WORK TO DO:
Below is a listing. Gather each line of it that contains "true".

_ _ _

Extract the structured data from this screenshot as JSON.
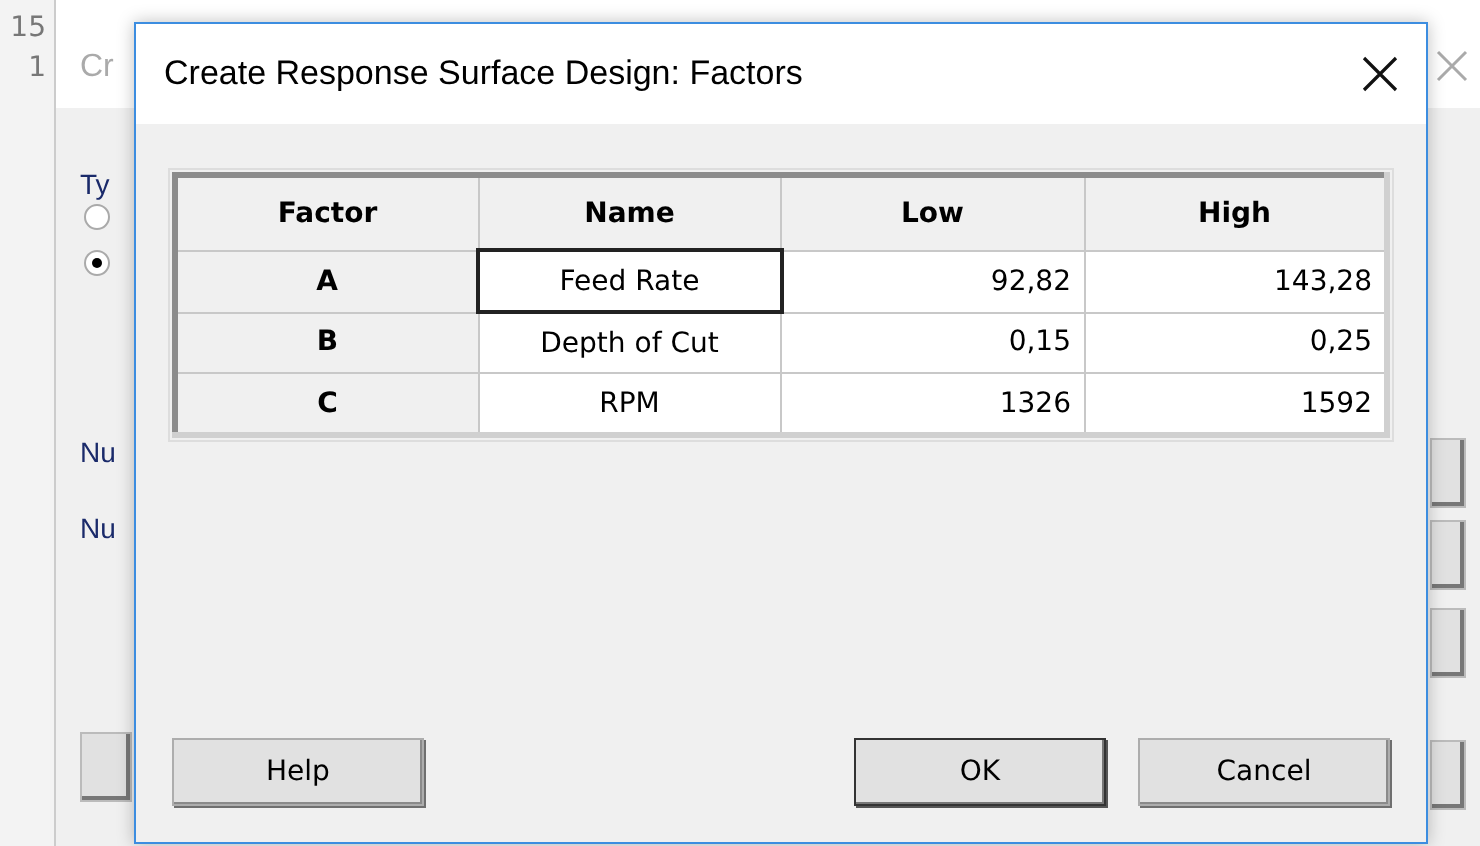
{
  "background_sheet": {
    "row_numbers": [
      "15",
      "1"
    ]
  },
  "background_dialog": {
    "title": "Cr",
    "type_label": "Ty",
    "radios": [
      {
        "selected": false
      },
      {
        "selected": true
      }
    ],
    "labels": [
      "Nu",
      "Nu"
    ]
  },
  "dialog": {
    "title": "Create Response Surface Design: Factors",
    "table": {
      "columns": [
        "Factor",
        "Name",
        "Low",
        "High"
      ],
      "rows": [
        {
          "factor": "A",
          "name": "Feed Rate",
          "low": "92,82",
          "high": "143,28",
          "focused": true
        },
        {
          "factor": "B",
          "name": "Depth of Cut",
          "low": "0,15",
          "high": "0,25",
          "focused": false
        },
        {
          "factor": "C",
          "name": "RPM",
          "low": "1326",
          "high": "1592",
          "focused": false
        }
      ]
    },
    "buttons": [
      {
        "label": "Help",
        "default": false
      },
      {
        "label": "OK",
        "default": true
      },
      {
        "label": "Cancel",
        "default": false
      }
    ]
  }
}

_ _ _

EXPECTED ANSWER:
        "selected": true
          "focused": true
        "default": true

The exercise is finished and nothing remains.